● What is needed: The records should be written out in full, with nothing altered.

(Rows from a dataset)
- - - -

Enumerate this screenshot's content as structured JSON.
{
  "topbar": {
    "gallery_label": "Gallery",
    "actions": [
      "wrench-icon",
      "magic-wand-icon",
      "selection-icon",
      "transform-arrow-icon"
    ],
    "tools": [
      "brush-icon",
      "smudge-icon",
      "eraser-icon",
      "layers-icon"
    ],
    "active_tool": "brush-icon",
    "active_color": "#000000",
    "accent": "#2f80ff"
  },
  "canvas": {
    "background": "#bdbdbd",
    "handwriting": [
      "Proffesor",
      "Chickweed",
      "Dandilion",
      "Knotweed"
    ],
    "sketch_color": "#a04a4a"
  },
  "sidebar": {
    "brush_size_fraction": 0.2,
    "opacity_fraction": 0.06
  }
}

- - - -

● Task result:
Enumerate this screenshot's content as structured JSON.
{
  "topbar": {
    "gallery_label": "Gallery",
    "actions": [
      "wrench-icon",
      "magic-wand-icon",
      "selection-icon",
      "transform-arrow-icon"
    ],
    "tools": [
      "brush-icon",
      "smudge-icon",
      "eraser-icon",
      "layers-icon"
    ],
    "active_tool": "brush-icon",
    "active_color": "#000000",
    "accent": "#2f80ff"
  },
  "canvas": {
    "background": "#bdbdbd",
    "handwriting": [
      "Proffesor",
      "Chickweed",
      "Dandilion",
      "Knotweed"
    ],
    "sketch_color": "#a04a4a"
  },
  "sidebar": {
    "brush_size_fraction": 0.2,
    "opacity_fraction": 0.06
  }
}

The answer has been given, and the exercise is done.